TEXT TO READ >>
---+---
What is the difficulty about living with God and Darwin? If we ask Darwin himself, he gives a clear answer in the quote above: Natural selection appears to be a process of waste, cruelty, suffering, and destruction of the weak. Ichneumonidae are wasps that lay their eggs in the larvae of other insects, after which the young wasp eats its living host from the inside. If we believe that God is both good and omnipotent (which is an important prerequisite for this problem), the question arises: Did God create the world using a method that is intrinsically contrary to his own nature? This post is about that question from the book by Charles Foster.
It’s not obvious for everyone that the suffering of animals is a problem. A difference can be made between sentient and conscious beings. The first category would only have separate painful experiences, while the second group can experience ‘real’ suffering. In fact there is increasing evidence for consciousness in certain animal species. But even if we only ascribe consciousness to ourselves, it remains morally bad to hurt an animal. If there is a chance that God did this to generate evolution, there is indeed a problem.
---+---
ENTRIES PROVIDED >>
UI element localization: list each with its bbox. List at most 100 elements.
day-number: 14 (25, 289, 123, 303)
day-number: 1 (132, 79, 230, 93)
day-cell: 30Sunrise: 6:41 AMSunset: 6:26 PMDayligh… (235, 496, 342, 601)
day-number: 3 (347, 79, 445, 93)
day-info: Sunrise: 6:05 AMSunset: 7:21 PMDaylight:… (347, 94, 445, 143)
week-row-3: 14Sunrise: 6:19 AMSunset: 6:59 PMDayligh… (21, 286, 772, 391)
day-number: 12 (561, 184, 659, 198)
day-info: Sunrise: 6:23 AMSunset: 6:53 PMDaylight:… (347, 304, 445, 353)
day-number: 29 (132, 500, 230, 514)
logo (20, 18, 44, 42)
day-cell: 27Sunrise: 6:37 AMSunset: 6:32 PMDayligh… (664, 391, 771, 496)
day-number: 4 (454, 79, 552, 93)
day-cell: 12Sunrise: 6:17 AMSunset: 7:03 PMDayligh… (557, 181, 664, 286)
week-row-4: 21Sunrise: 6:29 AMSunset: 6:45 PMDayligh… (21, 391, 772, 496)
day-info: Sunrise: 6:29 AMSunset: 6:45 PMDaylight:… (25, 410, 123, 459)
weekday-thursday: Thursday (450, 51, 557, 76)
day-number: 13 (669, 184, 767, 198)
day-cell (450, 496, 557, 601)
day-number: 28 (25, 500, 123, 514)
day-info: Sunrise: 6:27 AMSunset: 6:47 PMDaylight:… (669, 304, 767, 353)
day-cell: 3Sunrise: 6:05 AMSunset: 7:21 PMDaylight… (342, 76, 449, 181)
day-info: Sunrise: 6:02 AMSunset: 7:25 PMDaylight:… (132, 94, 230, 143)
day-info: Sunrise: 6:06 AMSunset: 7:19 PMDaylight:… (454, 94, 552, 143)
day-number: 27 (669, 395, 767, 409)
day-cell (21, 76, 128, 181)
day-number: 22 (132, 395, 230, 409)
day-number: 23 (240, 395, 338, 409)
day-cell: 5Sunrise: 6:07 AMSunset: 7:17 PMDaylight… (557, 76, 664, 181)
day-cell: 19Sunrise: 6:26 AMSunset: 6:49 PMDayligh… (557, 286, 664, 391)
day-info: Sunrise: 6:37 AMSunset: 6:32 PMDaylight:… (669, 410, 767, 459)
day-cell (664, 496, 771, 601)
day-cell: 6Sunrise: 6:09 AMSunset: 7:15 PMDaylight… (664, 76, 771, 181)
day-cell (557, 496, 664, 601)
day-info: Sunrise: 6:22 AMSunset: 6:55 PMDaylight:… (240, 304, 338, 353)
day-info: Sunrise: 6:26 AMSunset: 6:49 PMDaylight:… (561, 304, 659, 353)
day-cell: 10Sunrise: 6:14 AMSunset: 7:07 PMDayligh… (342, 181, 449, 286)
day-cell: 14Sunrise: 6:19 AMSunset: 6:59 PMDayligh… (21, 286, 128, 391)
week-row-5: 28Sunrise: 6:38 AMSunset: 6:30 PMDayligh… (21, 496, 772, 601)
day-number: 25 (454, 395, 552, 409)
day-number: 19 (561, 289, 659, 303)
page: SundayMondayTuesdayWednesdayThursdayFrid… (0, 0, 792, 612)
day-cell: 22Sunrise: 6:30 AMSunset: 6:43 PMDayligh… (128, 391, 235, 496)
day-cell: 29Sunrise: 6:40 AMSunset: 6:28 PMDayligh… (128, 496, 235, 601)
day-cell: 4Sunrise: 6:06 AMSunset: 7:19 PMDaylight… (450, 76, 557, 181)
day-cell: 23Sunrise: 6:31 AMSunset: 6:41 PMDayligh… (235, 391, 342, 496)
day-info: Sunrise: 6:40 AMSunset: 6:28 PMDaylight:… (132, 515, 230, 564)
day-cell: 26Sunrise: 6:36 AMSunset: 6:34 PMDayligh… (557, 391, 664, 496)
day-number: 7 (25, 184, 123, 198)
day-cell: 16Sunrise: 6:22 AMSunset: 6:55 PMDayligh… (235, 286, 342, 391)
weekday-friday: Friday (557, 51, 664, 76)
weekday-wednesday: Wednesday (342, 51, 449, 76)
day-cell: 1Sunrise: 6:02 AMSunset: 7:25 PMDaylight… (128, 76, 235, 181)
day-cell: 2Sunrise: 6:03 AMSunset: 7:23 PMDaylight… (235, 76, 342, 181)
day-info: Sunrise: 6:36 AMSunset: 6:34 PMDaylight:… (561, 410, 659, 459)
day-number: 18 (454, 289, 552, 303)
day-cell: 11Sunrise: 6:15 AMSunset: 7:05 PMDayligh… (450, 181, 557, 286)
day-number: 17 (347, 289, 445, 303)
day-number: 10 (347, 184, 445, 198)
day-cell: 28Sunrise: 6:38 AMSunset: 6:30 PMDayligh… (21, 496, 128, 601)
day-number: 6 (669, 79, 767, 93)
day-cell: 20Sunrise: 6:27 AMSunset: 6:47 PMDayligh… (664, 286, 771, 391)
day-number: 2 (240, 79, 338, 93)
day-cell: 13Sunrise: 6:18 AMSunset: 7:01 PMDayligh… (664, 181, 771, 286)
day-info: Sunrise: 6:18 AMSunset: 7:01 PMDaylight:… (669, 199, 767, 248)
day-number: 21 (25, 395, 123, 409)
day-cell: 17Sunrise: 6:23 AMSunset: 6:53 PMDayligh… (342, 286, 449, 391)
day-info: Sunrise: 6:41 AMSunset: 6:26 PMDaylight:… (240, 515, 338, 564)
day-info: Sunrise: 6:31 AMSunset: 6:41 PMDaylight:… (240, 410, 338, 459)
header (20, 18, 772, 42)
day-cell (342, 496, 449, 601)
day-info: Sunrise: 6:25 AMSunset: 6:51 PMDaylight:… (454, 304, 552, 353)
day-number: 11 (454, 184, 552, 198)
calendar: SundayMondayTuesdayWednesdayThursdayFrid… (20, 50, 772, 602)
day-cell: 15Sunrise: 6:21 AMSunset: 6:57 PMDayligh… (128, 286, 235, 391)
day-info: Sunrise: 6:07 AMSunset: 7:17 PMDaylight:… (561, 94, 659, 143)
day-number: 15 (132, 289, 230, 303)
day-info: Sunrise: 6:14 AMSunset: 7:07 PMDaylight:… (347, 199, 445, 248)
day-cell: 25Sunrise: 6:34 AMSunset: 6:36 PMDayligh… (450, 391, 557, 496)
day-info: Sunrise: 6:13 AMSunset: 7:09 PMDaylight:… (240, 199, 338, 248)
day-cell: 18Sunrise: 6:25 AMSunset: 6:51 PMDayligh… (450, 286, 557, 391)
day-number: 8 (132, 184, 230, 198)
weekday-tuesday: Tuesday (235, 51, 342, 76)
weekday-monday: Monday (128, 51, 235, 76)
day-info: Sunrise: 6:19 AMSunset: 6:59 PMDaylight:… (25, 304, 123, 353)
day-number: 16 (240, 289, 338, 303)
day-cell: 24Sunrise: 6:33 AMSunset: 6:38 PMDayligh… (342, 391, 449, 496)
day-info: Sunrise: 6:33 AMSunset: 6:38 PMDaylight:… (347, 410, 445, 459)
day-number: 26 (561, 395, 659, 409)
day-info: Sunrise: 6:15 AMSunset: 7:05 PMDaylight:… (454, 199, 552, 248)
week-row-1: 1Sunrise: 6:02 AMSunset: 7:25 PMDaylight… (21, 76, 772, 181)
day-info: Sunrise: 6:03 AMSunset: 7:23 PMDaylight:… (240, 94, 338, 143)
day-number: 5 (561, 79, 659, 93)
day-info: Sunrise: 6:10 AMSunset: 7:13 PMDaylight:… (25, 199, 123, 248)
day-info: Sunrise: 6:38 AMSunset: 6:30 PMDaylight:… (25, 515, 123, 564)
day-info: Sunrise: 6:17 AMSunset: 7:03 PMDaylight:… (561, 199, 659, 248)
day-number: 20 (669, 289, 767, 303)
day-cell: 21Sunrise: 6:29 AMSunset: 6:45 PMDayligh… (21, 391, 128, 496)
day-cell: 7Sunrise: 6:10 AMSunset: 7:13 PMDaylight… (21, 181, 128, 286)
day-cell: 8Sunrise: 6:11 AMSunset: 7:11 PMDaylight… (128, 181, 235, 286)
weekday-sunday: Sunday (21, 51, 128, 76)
---+---
PROBLEMS TO WORK ON >>
a. Answer these questions from the text on God and Darwin:
(i) Where do Ichneumonidae lay their eggs?
(ii) Whose book is the post about?
(iii) What is there increasing evidence for in certain animal species?
b. Update the text on God and Darwin from "What is the" to "by Charles Foster.", replacing "omnipotent" with "all-powerful".

ANSWERS PER TASK >>
a.
(i) In the larvae of other insects.
(ii) Charles Foster's.
(iii) Consciousness.

b.
What is the difficulty about living with God and Darwin? If we ask Darwin himself, he gives a clear answer in the quote above: Natural selection appears to be a process of waste, cruelty, suffering, and destruction of the weak. Ichneumonidae are wasps that lay their eggs in the larvae of other insects, after which the young wasp eats its living host from the inside. If we believe that God is both good and all-powerful (which is an important prerequisite for this problem), the question arises: Did God create the world using a method that is intrinsically contrary to his own nature? This post is about that question from the book by Charles Foster.